* Start *

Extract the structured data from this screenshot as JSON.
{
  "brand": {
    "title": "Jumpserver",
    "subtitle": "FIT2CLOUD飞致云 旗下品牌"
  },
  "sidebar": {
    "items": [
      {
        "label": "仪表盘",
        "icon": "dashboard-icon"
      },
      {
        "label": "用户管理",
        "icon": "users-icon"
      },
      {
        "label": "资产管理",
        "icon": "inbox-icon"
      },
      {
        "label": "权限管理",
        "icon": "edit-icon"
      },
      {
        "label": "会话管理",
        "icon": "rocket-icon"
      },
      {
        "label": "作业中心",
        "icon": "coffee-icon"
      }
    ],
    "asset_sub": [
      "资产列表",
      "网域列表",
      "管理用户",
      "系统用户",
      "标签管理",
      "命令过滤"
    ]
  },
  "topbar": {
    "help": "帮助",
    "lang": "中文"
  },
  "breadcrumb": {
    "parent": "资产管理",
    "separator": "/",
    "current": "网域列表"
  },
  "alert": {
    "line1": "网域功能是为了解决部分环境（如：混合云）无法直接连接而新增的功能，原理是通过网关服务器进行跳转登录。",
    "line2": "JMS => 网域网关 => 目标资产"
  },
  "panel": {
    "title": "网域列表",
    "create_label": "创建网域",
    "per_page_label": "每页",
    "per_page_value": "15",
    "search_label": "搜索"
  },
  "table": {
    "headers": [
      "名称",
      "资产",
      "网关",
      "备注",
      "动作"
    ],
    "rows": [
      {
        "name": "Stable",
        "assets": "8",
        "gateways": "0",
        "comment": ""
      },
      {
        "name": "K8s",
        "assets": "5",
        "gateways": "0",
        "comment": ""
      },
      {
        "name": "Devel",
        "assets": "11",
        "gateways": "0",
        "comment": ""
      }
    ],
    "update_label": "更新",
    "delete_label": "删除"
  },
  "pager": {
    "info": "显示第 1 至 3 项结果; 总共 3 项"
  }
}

* End *

Work to complete: Write out every record shown above, word for word.

Correct answer:
Extract the structured data from this screenshot as JSON.
{
  "brand": {
    "title": "Jumpserver",
    "subtitle": "FIT2CLOUD飞致云 旗下品牌"
  },
  "sidebar": {
    "items": [
      {
        "label": "仪表盘",
        "icon": "dashboard-icon"
      },
      {
        "label": "用户管理",
        "icon": "users-icon"
      },
      {
        "label": "资产管理",
        "icon": "inbox-icon"
      },
      {
        "label": "权限管理",
        "icon": "edit-icon"
      },
      {
        "label": "会话管理",
        "icon": "rocket-icon"
      },
      {
        "label": "作业中心",
        "icon": "coffee-icon"
      }
    ],
    "asset_sub": [
      "资产列表",
      "网域列表",
      "管理用户",
      "系统用户",
      "标签管理",
      "命令过滤"
    ]
  },
  "topbar": {
    "help": "帮助",
    "lang": "中文"
  },
  "breadcrumb": {
    "parent": "资产管理",
    "separator": "/",
    "current": "网域列表"
  },
  "alert": {
    "line1": "网域功能是为了解决部分环境（如：混合云）无法直接连接而新增的功能，原理是通过网关服务器进行跳转登录。",
    "line2": "JMS => 网域网关 => 目标资产"
  },
  "panel": {
    "title": "网域列表",
    "create_label": "创建网域",
    "per_page_label": "每页",
    "per_page_value": "15",
    "search_label": "搜索"
  },
  "table": {
    "headers": [
      "名称",
      "资产",
      "网关",
      "备注",
      "动作"
    ],
    "rows": [
      {
        "name": "Stable",
        "assets": "8",
        "gateways": "0",
        "comment": ""
      },
      {
        "name": "K8s",
        "assets": "5",
        "gateways": "0",
        "comment": ""
      },
      {
        "name": "Devel",
        "assets": "11",
        "gateways": "0",
        "comment": ""
      }
    ],
    "update_label": "更新",
    "delete_label": "删除"
  },
  "pager": {
    "info": "显示第 1 至 3 项结果; 总共 3 项"
  }
}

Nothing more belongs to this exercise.